Records provided:

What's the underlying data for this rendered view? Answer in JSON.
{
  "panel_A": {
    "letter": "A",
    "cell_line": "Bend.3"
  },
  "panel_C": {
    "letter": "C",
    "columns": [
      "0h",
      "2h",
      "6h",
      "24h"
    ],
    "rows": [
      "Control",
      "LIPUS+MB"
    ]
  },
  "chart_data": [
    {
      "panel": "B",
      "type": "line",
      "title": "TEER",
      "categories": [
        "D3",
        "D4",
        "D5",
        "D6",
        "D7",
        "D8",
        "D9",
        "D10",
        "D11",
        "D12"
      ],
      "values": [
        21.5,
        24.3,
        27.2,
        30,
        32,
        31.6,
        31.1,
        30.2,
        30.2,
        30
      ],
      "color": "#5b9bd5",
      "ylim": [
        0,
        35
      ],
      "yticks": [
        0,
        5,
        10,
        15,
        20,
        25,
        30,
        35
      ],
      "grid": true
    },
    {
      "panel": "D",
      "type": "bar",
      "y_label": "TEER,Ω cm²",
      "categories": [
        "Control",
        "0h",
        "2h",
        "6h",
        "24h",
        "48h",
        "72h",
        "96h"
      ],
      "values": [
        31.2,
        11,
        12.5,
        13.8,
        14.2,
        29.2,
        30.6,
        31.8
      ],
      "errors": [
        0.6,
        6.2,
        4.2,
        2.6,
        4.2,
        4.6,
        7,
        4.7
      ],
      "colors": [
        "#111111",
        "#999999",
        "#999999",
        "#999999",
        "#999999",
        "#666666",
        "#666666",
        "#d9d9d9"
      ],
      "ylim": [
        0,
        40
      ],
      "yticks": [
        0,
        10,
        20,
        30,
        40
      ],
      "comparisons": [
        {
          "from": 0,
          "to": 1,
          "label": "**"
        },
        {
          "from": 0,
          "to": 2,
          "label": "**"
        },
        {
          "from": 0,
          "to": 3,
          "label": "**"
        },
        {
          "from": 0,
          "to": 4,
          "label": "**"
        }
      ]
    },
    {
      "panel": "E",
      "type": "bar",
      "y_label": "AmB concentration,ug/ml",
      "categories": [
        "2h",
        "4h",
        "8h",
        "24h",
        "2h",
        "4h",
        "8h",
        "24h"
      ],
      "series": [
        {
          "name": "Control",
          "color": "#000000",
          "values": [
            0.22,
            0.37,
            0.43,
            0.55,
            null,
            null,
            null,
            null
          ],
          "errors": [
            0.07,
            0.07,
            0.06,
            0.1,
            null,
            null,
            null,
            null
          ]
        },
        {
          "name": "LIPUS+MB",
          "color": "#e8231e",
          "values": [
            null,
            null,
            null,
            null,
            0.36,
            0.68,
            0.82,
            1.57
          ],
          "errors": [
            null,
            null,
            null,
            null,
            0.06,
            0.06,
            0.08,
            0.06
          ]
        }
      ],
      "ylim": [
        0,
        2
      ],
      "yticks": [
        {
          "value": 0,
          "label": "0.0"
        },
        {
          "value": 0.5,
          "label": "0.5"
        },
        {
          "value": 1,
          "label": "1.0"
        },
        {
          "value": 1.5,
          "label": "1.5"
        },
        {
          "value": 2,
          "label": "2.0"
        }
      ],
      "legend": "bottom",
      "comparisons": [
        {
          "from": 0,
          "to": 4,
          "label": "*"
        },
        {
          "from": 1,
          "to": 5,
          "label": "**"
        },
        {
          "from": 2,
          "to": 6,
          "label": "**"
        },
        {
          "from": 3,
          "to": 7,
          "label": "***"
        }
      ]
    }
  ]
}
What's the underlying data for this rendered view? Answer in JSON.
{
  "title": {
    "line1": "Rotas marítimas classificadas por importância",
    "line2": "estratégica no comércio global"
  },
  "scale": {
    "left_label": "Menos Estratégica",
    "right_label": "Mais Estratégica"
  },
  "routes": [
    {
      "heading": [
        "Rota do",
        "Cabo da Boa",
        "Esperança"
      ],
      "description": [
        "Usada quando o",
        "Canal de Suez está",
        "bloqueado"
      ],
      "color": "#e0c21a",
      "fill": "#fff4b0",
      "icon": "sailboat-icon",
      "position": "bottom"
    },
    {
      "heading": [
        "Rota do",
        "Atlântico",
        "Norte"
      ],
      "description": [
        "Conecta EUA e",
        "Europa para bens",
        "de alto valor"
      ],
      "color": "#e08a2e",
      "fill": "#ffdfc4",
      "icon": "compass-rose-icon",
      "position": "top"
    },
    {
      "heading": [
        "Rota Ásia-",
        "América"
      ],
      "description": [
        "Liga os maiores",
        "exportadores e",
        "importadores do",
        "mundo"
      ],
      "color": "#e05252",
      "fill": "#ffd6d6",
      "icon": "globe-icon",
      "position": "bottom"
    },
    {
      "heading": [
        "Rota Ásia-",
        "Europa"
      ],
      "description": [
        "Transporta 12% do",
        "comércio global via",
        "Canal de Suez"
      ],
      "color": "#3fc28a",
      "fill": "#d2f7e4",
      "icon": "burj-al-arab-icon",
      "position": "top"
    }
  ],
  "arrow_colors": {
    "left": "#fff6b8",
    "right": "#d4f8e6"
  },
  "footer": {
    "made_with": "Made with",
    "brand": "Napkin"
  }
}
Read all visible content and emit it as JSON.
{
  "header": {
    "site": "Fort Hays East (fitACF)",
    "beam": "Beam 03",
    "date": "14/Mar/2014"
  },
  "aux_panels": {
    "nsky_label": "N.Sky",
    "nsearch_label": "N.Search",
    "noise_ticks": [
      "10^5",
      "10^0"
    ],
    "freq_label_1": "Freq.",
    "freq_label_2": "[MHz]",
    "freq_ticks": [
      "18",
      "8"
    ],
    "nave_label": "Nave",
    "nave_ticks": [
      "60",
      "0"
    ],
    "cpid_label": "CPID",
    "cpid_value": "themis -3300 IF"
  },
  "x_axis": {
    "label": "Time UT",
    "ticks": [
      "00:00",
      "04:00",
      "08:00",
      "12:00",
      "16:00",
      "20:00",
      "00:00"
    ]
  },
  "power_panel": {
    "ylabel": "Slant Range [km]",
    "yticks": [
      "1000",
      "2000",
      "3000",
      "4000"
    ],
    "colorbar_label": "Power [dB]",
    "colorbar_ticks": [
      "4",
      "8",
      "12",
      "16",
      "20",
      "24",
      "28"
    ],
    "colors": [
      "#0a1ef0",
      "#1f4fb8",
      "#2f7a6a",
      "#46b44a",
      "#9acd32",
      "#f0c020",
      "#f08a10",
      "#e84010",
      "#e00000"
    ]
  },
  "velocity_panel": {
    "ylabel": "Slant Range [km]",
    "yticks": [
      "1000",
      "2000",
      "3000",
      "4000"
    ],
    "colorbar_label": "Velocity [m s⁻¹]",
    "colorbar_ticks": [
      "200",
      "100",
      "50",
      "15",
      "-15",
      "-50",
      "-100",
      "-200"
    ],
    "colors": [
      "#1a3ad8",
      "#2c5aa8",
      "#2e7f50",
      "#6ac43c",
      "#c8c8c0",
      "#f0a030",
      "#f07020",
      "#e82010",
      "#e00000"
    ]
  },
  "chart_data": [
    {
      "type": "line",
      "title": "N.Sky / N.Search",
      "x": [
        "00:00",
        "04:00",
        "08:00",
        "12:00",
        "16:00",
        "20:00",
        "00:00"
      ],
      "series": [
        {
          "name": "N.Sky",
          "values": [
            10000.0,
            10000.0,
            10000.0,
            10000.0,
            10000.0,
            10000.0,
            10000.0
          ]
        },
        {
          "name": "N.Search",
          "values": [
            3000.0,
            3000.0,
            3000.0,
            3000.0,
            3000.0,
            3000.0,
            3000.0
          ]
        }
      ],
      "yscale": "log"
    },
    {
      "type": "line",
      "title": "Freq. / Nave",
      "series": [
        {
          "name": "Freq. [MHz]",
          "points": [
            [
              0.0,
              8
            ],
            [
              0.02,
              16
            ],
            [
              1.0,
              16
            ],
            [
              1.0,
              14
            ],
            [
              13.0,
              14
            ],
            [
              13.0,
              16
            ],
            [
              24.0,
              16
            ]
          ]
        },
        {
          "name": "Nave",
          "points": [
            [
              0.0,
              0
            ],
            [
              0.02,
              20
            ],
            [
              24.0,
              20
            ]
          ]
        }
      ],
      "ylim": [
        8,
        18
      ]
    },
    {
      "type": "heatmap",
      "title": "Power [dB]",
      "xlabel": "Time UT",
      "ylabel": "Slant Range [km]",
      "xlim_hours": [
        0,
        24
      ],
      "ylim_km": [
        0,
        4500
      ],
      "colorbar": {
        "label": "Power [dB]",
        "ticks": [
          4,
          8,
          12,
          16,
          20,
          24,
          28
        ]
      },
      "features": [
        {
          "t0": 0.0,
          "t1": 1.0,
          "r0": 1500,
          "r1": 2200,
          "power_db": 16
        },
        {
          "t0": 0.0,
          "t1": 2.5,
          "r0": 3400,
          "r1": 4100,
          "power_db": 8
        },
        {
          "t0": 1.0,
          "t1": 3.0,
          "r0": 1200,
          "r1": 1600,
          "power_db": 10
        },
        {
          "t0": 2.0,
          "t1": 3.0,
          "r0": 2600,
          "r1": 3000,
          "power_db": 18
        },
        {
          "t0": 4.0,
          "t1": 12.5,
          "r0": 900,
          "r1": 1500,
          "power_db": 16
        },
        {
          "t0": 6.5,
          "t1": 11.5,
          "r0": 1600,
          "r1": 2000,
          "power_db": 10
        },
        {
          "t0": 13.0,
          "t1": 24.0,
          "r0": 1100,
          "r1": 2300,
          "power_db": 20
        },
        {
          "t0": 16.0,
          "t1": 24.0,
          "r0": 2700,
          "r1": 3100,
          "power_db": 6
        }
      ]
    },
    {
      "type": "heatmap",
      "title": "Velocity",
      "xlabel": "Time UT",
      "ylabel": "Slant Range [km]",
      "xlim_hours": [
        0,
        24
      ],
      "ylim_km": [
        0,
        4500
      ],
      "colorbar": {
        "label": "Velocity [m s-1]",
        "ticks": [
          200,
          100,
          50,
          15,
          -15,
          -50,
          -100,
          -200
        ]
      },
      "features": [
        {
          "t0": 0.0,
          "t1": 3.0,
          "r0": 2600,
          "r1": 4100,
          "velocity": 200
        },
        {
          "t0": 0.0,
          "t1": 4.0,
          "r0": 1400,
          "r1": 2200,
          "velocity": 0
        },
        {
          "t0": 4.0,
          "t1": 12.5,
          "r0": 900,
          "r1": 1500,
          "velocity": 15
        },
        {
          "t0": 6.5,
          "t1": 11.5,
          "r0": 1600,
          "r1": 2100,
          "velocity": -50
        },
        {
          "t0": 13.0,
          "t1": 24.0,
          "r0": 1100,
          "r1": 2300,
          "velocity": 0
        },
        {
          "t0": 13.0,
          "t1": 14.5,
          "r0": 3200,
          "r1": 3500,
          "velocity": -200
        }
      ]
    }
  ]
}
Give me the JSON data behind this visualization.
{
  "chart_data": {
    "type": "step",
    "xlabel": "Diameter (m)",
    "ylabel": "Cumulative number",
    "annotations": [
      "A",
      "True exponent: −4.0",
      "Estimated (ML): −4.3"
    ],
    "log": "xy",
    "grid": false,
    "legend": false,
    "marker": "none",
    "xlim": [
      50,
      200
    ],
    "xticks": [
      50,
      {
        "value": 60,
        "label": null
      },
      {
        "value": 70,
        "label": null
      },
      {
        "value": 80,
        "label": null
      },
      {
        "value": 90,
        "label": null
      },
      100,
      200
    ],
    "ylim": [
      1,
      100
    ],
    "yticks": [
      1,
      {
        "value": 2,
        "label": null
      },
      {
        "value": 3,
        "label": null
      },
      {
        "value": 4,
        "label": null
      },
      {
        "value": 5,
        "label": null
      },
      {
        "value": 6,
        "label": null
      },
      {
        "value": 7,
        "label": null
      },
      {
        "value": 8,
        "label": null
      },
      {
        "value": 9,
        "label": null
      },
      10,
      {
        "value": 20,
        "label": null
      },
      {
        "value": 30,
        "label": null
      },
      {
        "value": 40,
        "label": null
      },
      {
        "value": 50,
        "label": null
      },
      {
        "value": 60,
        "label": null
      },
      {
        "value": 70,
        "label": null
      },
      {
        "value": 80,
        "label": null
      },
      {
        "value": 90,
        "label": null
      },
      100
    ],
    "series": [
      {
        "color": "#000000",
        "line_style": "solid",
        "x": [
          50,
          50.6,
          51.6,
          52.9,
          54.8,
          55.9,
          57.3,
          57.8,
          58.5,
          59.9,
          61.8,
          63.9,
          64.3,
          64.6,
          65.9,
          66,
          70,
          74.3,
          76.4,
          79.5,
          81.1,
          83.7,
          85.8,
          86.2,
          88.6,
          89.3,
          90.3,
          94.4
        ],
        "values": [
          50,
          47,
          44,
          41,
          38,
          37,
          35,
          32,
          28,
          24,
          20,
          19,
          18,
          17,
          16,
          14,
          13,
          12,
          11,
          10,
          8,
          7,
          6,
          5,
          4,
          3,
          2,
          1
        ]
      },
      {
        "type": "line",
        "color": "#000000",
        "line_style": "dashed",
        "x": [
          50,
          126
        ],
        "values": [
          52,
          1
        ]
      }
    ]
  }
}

Aim of the exercise: Filter lines by "title" and return each hit.

Task result:
      "title": "TEER",
  "title": {
      "title": "N.Sky / N.Search",
      "title": "Freq. / Nave",
      "title": "Power [dB]",
      "title": "Velocity",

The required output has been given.